# To do
Output every record below exactly as it appears.

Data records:
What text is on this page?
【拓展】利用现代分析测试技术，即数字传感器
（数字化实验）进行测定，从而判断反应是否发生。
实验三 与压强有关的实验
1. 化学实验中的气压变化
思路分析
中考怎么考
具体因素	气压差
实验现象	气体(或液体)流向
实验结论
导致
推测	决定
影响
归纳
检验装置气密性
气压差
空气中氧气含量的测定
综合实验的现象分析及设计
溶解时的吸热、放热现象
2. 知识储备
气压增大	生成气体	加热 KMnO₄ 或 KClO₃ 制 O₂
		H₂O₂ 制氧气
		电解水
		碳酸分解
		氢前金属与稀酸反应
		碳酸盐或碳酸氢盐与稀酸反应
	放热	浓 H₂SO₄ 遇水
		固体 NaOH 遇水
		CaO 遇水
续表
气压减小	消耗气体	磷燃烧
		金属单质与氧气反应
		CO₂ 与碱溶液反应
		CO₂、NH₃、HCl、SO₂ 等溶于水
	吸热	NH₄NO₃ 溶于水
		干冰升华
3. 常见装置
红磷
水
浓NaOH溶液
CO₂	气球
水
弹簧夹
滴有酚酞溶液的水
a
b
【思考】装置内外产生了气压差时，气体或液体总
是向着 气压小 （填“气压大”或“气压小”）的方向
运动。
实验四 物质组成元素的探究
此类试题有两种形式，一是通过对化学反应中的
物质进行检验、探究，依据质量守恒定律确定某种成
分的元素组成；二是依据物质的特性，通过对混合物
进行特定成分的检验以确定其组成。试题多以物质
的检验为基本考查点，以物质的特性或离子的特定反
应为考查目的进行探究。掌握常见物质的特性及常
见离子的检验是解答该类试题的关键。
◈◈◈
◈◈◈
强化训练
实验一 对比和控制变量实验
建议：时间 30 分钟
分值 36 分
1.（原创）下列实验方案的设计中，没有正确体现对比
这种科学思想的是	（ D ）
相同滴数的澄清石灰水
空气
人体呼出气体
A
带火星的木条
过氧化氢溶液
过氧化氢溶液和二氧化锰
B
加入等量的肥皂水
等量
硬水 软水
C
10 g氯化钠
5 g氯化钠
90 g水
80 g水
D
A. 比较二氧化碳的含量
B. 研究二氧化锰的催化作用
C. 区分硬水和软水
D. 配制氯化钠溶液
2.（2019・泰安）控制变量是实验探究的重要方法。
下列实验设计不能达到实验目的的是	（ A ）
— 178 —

# Task result
What text is on this page?
【拓展】利用现代分析测试技术，即数字传感器
（数字化实验）进行测定，从而判断反应是否发生。
实验三 与压强有关的实验
1. 化学实验中的气压变化
思路分析
中考怎么考
具体因素	气压差
实验现象	气体(或液体)流向
实验结论
导致
推测	决定
影响
归纳
检验装置气密性
气压差
空气中氧气含量的测定
综合实验的现象分析及设计
溶解时的吸热、放热现象
2. 知识储备
气压增大	生成气体	加热 KMnO₄ 或 KClO₃ 制 O₂
		H₂O₂ 制氧气
		电解水
		碳酸分解
		氢前金属与稀酸反应
		碳酸盐或碳酸氢盐与稀酸反应
	放热	浓 H₂SO₄ 遇水
		固体 NaOH 遇水
		CaO 遇水
续表
气压减小	消耗气体	磷燃烧
		金属单质与氧气反应
		CO₂ 与碱溶液反应
		CO₂、NH₃、HCl、SO₂ 等溶于水
	吸热	NH₄NO₃ 溶于水
		干冰升华
3. 常见装置
红磷
水
浓NaOH溶液
CO₂	气球
水
弹簧夹
滴有酚酞溶液的水
a
b
【思考】装置内外产生了气压差时，气体或液体总
是向着 气压小 （填“气压大”或“气压小”）的方向
运动。
实验四 物质组成元素的探究
此类试题有两种形式，一是通过对化学反应中的
物质进行检验、探究，依据质量守恒定律确定某种成
分的元素组成；二是依据物质的特性，通过对混合物
进行特定成分的检验以确定其组成。试题多以物质
的检验为基本考查点，以物质的特性或离子的特定反
应为考查目的进行探究。掌握常见物质的特性及常
见离子的检验是解答该类试题的关键。
◈◈◈
◈◈◈
强化训练
实验一 对比和控制变量实验
建议：时间 30 分钟
分值 36 分
1.（原创）下列实验方案的设计中，没有正确体现对比
这种科学思想的是	（ D ）
相同滴数的澄清石灰水
空气
人体呼出气体
A
带火星的木条
过氧化氢溶液
过氧化氢溶液和二氧化锰
B
加入等量的肥皂水
等量
硬水 软水
C
10 g氯化钠
5 g氯化钠
90 g水
80 g水
D
A. 比较二氧化碳的含量
B. 研究二氧化锰的催化作用
C. 区分硬水和软水
D. 配制氯化钠溶液
2.（2019・泰安）控制变量是实验探究的重要方法。
下列实验设计不能达到实验目的的是	（ A ）
— 178 —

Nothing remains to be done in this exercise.